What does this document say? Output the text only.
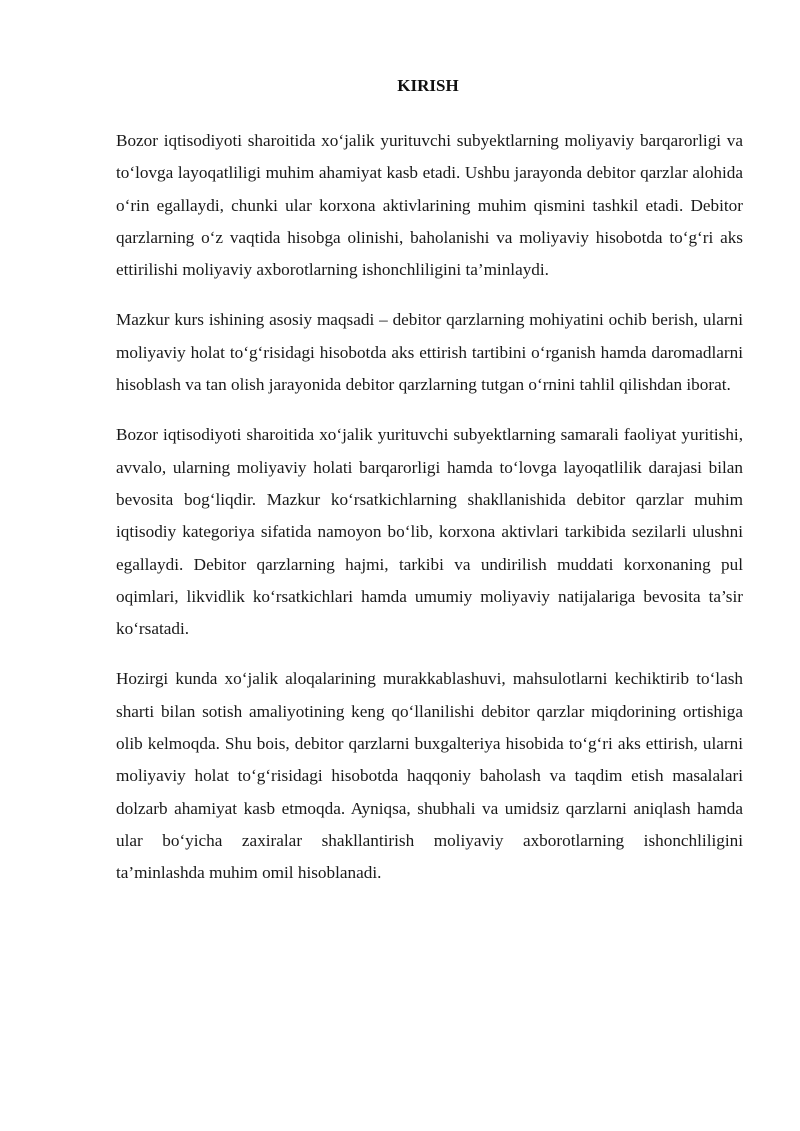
KIRISH

Bozor iqtisodiyoti sharoitida xo‘jalik yurituvchi subyektlarning moliyaviy barqarorligi va to‘lovga layoqatliligi muhim ahamiyat kasb etadi. Ushbu jarayonda debitor qarzlar alohida o‘rin egallaydi, chunki ular korxona aktivlarining muhim qismini tashkil etadi. Debitor qarzlarning o‘z vaqtida hisobga olinishi, baholanishi va moliyaviy hisobotda to‘g‘ri aks ettirilishi moliyaviy axborotlarning ishonchliligini ta’minlaydi.

Mazkur kurs ishining asosiy maqsadi – debitor qarzlarning mohiyatini ochib berish, ularni moliyaviy holat to‘g‘risidagi hisobotda aks ettirish tartibini o‘rganish hamda daromadlarni hisoblash va tan olish jarayonida debitor qarzlarning tutgan o‘rnini tahlil qilishdan iborat.

Bozor iqtisodiyoti sharoitida xo‘jalik yurituvchi subyektlarning samarali faoliyat yuritishi, avvalo, ularning moliyaviy holati barqarorligi hamda to‘lovga layoqatlilik darajasi bilan bevosita bog‘liqdir. Mazkur ko‘rsatkichlarning shakllanishida debitor qarzlar muhim iqtisodiy kategoriya sifatida namoyon bo‘lib, korxona aktivlari tarkibida sezilarli ulushni egallaydi. Debitor qarzlarning hajmi, tarkibi va undirilish muddati korxonaning pul oqimlari, likvidlik ko‘rsatkichlari hamda umumiy moliyaviy natijalariga bevosita ta’sir ko‘rsatadi.

Hozirgi kunda xo‘jalik aloqalarining murakkablashuvi, mahsulotlarni kechiktirib to‘lash sharti bilan sotish amaliyotining keng qo‘llanilishi debitor qarzlar miqdorining ortishiga olib kelmoqda. Shu bois, debitor qarzlarni buxgalteriya hisobida to‘g‘ri aks ettirish, ularni moliyaviy holat to‘g‘risidagi hisobotda haqqoniy baholash va taqdim etish masalalari dolzarb ahamiyat kasb etmoqda. Ayniqsa, shubhali va umidsiz qarzlarni aniqlash hamda ular bo‘yicha zaxiralar shakllantirish moliyaviy axborotlarning ishonchliligini ta’minlashda muhim omil hisoblanadi.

■ What is asked
Print each of the records above exactly as written, leaving no picture in the copy.

■ Written solution
What does this document say? Output the text only.
KIRISH

Bozor iqtisodiyoti sharoitida xo‘jalik yurituvchi subyektlarning moliyaviy barqarorligi va to‘lovga layoqatliligi muhim ahamiyat kasb etadi. Ushbu jarayonda debitor qarzlar alohida o‘rin egallaydi, chunki ular korxona aktivlarining muhim qismini tashkil etadi. Debitor qarzlarning o‘z vaqtida hisobga olinishi, baholanishi va moliyaviy hisobotda to‘g‘ri aks ettirilishi moliyaviy axborotlarning ishonchliligini ta’minlaydi.

Mazkur kurs ishining asosiy maqsadi – debitor qarzlarning mohiyatini ochib berish, ularni moliyaviy holat to‘g‘risidagi hisobotda aks ettirish tartibini o‘rganish hamda daromadlarni hisoblash va tan olish jarayonida debitor qarzlarning tutgan o‘rnini tahlil qilishdan iborat.

Bozor iqtisodiyoti sharoitida xo‘jalik yurituvchi subyektlarning samarali faoliyat yuritishi, avvalo, ularning moliyaviy holati barqarorligi hamda to‘lovga layoqatlilik darajasi bilan bevosita bog‘liqdir. Mazkur ko‘rsatkichlarning shakllanishida debitor qarzlar muhim iqtisodiy kategoriya sifatida namoyon bo‘lib, korxona aktivlari tarkibida sezilarli ulushni egallaydi. Debitor qarzlarning hajmi, tarkibi va undirilish muddati korxonaning pul oqimlari, likvidlik ko‘rsatkichlari hamda umumiy moliyaviy natijalariga bevosita ta’sir ko‘rsatadi.

Hozirgi kunda xo‘jalik aloqalarining murakkablashuvi, mahsulotlarni kechiktirib to‘lash sharti bilan sotish amaliyotining keng qo‘llanilishi debitor qarzlar miqdorining ortishiga olib kelmoqda. Shu bois, debitor qarzlarni buxgalteriya hisobida to‘g‘ri aks ettirish, ularni moliyaviy holat to‘g‘risidagi hisobotda haqqoniy baholash va taqdim etish masalalari dolzarb ahamiyat kasb etmoqda. Ayniqsa, shubhali va umidsiz qarzlarni aniqlash hamda ular bo‘yicha zaxiralar shakllantirish moliyaviy axborotlarning ishonchliligini ta’minlashda muhim omil hisoblanadi.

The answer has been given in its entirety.